- _What to do_
Please rewrite the records below, changing every "table-row" to "list-row" and keeping everything else the same.

Spatial layout data
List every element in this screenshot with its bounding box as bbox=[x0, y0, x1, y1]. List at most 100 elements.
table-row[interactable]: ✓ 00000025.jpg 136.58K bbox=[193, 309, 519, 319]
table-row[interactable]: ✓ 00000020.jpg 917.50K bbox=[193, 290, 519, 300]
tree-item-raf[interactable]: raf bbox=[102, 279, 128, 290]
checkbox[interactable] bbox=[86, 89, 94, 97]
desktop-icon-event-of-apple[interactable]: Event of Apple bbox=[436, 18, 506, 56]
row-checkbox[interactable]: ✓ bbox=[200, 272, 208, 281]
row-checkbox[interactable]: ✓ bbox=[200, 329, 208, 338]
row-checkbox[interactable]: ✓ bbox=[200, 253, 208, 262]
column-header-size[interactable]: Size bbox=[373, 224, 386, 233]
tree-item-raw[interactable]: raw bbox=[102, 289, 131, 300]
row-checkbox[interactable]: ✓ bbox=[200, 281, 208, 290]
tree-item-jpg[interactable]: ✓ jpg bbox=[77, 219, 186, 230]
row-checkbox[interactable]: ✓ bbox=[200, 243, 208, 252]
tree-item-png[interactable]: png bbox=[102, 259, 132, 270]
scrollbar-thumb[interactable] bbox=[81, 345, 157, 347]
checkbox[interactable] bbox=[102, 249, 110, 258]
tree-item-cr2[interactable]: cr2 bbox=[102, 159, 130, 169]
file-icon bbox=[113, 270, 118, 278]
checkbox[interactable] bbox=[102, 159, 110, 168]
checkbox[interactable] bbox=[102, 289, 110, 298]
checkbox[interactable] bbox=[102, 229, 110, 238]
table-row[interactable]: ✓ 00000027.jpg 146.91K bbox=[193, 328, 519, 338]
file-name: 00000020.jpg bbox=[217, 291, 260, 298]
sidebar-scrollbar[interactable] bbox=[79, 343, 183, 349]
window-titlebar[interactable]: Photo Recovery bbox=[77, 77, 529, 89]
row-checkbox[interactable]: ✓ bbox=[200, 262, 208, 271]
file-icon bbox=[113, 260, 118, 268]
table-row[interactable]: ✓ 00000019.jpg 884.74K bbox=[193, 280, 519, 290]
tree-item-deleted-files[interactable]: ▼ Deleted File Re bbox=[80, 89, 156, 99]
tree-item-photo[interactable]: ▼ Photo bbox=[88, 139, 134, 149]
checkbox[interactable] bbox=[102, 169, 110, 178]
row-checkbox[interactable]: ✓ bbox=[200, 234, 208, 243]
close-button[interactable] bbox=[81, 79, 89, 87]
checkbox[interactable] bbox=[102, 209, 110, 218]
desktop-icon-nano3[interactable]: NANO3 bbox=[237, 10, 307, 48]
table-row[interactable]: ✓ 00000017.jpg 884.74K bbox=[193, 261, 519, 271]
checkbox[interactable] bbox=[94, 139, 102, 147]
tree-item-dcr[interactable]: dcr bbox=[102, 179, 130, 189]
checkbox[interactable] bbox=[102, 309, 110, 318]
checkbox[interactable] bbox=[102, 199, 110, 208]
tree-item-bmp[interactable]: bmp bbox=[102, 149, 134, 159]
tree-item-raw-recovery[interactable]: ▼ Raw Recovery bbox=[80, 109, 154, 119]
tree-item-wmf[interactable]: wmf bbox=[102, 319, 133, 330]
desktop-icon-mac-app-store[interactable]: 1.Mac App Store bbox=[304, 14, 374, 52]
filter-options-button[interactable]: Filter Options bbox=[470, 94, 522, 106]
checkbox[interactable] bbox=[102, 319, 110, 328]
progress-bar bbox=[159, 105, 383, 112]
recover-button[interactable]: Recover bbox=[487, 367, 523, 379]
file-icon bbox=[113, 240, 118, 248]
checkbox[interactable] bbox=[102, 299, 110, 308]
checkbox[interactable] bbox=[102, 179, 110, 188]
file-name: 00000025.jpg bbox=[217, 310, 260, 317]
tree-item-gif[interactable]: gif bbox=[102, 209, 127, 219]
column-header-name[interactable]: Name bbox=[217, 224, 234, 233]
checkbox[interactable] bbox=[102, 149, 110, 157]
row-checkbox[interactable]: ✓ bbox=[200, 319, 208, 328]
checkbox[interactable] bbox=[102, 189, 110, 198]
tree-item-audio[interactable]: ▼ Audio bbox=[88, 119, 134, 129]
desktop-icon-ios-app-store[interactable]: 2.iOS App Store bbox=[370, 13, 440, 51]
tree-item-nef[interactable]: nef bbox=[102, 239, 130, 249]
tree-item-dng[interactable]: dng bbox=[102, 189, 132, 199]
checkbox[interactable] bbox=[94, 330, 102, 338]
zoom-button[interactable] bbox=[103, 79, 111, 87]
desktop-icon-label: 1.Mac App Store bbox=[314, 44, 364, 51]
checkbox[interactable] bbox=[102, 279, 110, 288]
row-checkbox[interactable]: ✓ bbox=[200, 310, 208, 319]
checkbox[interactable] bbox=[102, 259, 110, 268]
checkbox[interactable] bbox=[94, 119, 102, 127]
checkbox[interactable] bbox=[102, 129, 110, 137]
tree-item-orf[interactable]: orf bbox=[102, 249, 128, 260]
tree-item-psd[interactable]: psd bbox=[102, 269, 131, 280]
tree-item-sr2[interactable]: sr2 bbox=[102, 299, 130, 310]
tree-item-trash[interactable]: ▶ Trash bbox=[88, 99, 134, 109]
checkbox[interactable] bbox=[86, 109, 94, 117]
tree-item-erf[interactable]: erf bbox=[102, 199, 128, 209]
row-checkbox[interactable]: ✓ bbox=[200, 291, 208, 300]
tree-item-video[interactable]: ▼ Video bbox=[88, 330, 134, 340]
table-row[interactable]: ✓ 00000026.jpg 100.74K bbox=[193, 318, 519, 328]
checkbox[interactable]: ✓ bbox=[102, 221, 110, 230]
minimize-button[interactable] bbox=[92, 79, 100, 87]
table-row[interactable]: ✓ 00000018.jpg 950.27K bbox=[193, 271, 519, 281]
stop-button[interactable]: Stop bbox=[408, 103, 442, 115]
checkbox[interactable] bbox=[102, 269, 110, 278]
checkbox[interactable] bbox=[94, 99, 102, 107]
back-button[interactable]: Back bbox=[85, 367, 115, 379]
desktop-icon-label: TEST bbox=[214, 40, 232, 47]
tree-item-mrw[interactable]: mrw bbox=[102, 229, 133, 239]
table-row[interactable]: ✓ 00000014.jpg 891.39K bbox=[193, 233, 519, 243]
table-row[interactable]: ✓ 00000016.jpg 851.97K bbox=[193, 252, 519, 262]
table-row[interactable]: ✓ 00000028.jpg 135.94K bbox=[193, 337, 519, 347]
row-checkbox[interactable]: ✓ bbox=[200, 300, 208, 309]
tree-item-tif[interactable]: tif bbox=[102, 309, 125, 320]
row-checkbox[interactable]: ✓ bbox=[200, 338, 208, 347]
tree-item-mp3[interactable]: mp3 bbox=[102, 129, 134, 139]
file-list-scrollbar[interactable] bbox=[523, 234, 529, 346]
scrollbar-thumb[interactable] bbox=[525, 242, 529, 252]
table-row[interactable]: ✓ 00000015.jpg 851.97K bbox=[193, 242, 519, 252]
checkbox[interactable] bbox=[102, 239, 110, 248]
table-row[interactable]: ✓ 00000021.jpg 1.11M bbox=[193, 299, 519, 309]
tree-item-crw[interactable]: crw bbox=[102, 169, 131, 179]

- _Output below_
List every element in this screenshot with its bounding box as bbox=[x0, y0, x1, y1]. List at most 100 elements.
list-row[interactable]: ✓ 00000025.jpg 136.58K bbox=[193, 309, 519, 319]
list-row[interactable]: ✓ 00000020.jpg 917.50K bbox=[193, 290, 519, 300]
tree-item-raf[interactable]: raf bbox=[102, 279, 128, 290]
checkbox[interactable] bbox=[86, 89, 94, 97]
desktop-icon-event-of-apple[interactable]: Event of Apple bbox=[436, 18, 506, 56]
row-checkbox[interactable]: ✓ bbox=[200, 272, 208, 281]
row-checkbox[interactable]: ✓ bbox=[200, 329, 208, 338]
row-checkbox[interactable]: ✓ bbox=[200, 253, 208, 262]
column-header-size[interactable]: Size bbox=[373, 224, 386, 233]
tree-item-raw[interactable]: raw bbox=[102, 289, 131, 300]
row-checkbox[interactable]: ✓ bbox=[200, 281, 208, 290]
tree-item-jpg[interactable]: ✓ jpg bbox=[77, 219, 186, 230]
row-checkbox[interactable]: ✓ bbox=[200, 243, 208, 252]
tree-item-png[interactable]: png bbox=[102, 259, 132, 270]
scrollbar-thumb[interactable] bbox=[81, 345, 157, 347]
checkbox[interactable] bbox=[102, 249, 110, 258]
tree-item-cr2[interactable]: cr2 bbox=[102, 159, 130, 169]
file-icon bbox=[113, 270, 118, 278]
checkbox[interactable] bbox=[102, 159, 110, 168]
checkbox[interactable] bbox=[102, 289, 110, 298]
checkbox[interactable] bbox=[102, 229, 110, 238]
list-row[interactable]: ✓ 00000027.jpg 146.91K bbox=[193, 328, 519, 338]
file-name: 00000020.jpg bbox=[217, 291, 260, 298]
sidebar-scrollbar[interactable] bbox=[79, 343, 183, 349]
window-titlebar[interactable]: Photo Recovery bbox=[77, 77, 529, 89]
row-checkbox[interactable]: ✓ bbox=[200, 262, 208, 271]
file-icon bbox=[113, 260, 118, 268]
list-row[interactable]: ✓ 00000019.jpg 884.74K bbox=[193, 280, 519, 290]
tree-item-deleted-files[interactable]: ▼ Deleted File Re bbox=[80, 89, 156, 99]
tree-item-photo[interactable]: ▼ Photo bbox=[88, 139, 134, 149]
checkbox[interactable] bbox=[102, 169, 110, 178]
row-checkbox[interactable]: ✓ bbox=[200, 234, 208, 243]
close-button[interactable] bbox=[81, 79, 89, 87]
checkbox[interactable] bbox=[102, 209, 110, 218]
desktop-icon-nano3[interactable]: NANO3 bbox=[237, 10, 307, 48]
list-row[interactable]: ✓ 00000017.jpg 884.74K bbox=[193, 261, 519, 271]
checkbox[interactable] bbox=[94, 139, 102, 147]
tree-item-dcr[interactable]: dcr bbox=[102, 179, 130, 189]
checkbox[interactable] bbox=[102, 309, 110, 318]
checkbox[interactable] bbox=[102, 199, 110, 208]
tree-item-bmp[interactable]: bmp bbox=[102, 149, 134, 159]
tree-item-raw-recovery[interactable]: ▼ Raw Recovery bbox=[80, 109, 154, 119]
tree-item-wmf[interactable]: wmf bbox=[102, 319, 133, 330]
desktop-icon-mac-app-store[interactable]: 1.Mac App Store bbox=[304, 14, 374, 52]
filter-options-button[interactable]: Filter Options bbox=[470, 94, 522, 106]
checkbox[interactable] bbox=[102, 319, 110, 328]
progress-bar bbox=[159, 105, 383, 112]
recover-button[interactable]: Recover bbox=[487, 367, 523, 379]
file-icon bbox=[113, 240, 118, 248]
checkbox[interactable] bbox=[102, 299, 110, 308]
checkbox[interactable] bbox=[102, 179, 110, 188]
file-name: 00000025.jpg bbox=[217, 310, 260, 317]
tree-item-gif[interactable]: gif bbox=[102, 209, 127, 219]
column-header-name[interactable]: Name bbox=[217, 224, 234, 233]
checkbox[interactable] bbox=[102, 149, 110, 157]
row-checkbox[interactable]: ✓ bbox=[200, 319, 208, 328]
checkbox[interactable] bbox=[102, 189, 110, 198]
tree-item-audio[interactable]: ▼ Audio bbox=[88, 119, 134, 129]
desktop-icon-ios-app-store[interactable]: 2.iOS App Store bbox=[370, 13, 440, 51]
tree-item-nef[interactable]: nef bbox=[102, 239, 130, 249]
tree-item-dng[interactable]: dng bbox=[102, 189, 132, 199]
checkbox[interactable] bbox=[94, 330, 102, 338]
zoom-button[interactable] bbox=[103, 79, 111, 87]
desktop-icon-label: 1.Mac App Store bbox=[314, 44, 364, 51]
checkbox[interactable] bbox=[102, 279, 110, 288]
row-checkbox[interactable]: ✓ bbox=[200, 310, 208, 319]
checkbox[interactable] bbox=[102, 259, 110, 268]
checkbox[interactable] bbox=[94, 119, 102, 127]
checkbox[interactable] bbox=[102, 129, 110, 137]
tree-item-orf[interactable]: orf bbox=[102, 249, 128, 260]
tree-item-psd[interactable]: psd bbox=[102, 269, 131, 280]
tree-item-sr2[interactable]: sr2 bbox=[102, 299, 130, 310]
tree-item-trash[interactable]: ▶ Trash bbox=[88, 99, 134, 109]
checkbox[interactable] bbox=[86, 109, 94, 117]
tree-item-erf[interactable]: erf bbox=[102, 199, 128, 209]
row-checkbox[interactable]: ✓ bbox=[200, 291, 208, 300]
tree-item-video[interactable]: ▼ Video bbox=[88, 330, 134, 340]
list-row[interactable]: ✓ 00000026.jpg 100.74K bbox=[193, 318, 519, 328]
checkbox[interactable]: ✓ bbox=[102, 221, 110, 230]
minimize-button[interactable] bbox=[92, 79, 100, 87]
list-row[interactable]: ✓ 00000018.jpg 950.27K bbox=[193, 271, 519, 281]
stop-button[interactable]: Stop bbox=[408, 103, 442, 115]
checkbox[interactable] bbox=[102, 269, 110, 278]
checkbox[interactable] bbox=[94, 99, 102, 107]
back-button[interactable]: Back bbox=[85, 367, 115, 379]
desktop-icon-label: TEST bbox=[214, 40, 232, 47]
tree-item-mrw[interactable]: mrw bbox=[102, 229, 133, 239]
list-row[interactable]: ✓ 00000014.jpg 891.39K bbox=[193, 233, 519, 243]
list-row[interactable]: ✓ 00000016.jpg 851.97K bbox=[193, 252, 519, 262]
list-row[interactable]: ✓ 00000028.jpg 135.94K bbox=[193, 337, 519, 347]
row-checkbox[interactable]: ✓ bbox=[200, 300, 208, 309]
tree-item-tif[interactable]: tif bbox=[102, 309, 125, 320]
row-checkbox[interactable]: ✓ bbox=[200, 338, 208, 347]
tree-item-mp3[interactable]: mp3 bbox=[102, 129, 134, 139]
file-list-scrollbar[interactable] bbox=[523, 234, 529, 346]
scrollbar-thumb[interactable] bbox=[525, 242, 529, 252]
list-row[interactable]: ✓ 00000015.jpg 851.97K bbox=[193, 242, 519, 252]
checkbox[interactable] bbox=[102, 239, 110, 248]
list-row[interactable]: ✓ 00000021.jpg 1.11M bbox=[193, 299, 519, 309]
tree-item-crw[interactable]: crw bbox=[102, 169, 131, 179]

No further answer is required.